→ **Data for processing**:
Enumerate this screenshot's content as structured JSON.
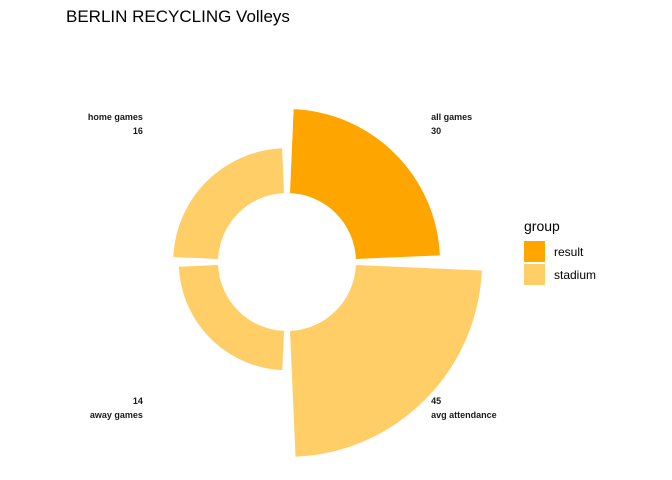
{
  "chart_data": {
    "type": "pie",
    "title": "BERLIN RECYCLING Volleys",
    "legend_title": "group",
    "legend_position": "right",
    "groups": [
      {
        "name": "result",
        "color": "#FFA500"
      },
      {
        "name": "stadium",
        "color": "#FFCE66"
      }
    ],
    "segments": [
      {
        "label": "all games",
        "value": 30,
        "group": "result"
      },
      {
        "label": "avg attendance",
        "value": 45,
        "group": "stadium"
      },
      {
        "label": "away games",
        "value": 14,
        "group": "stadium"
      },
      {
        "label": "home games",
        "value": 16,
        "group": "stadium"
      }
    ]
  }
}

→ **Exercise aim**: Search the lines above for the string "label", then show every one that has it.

→ **Task answer**:
        "label": "all games",
        "label": "avg attendance",
        "label": "away games",
        "label": "home games",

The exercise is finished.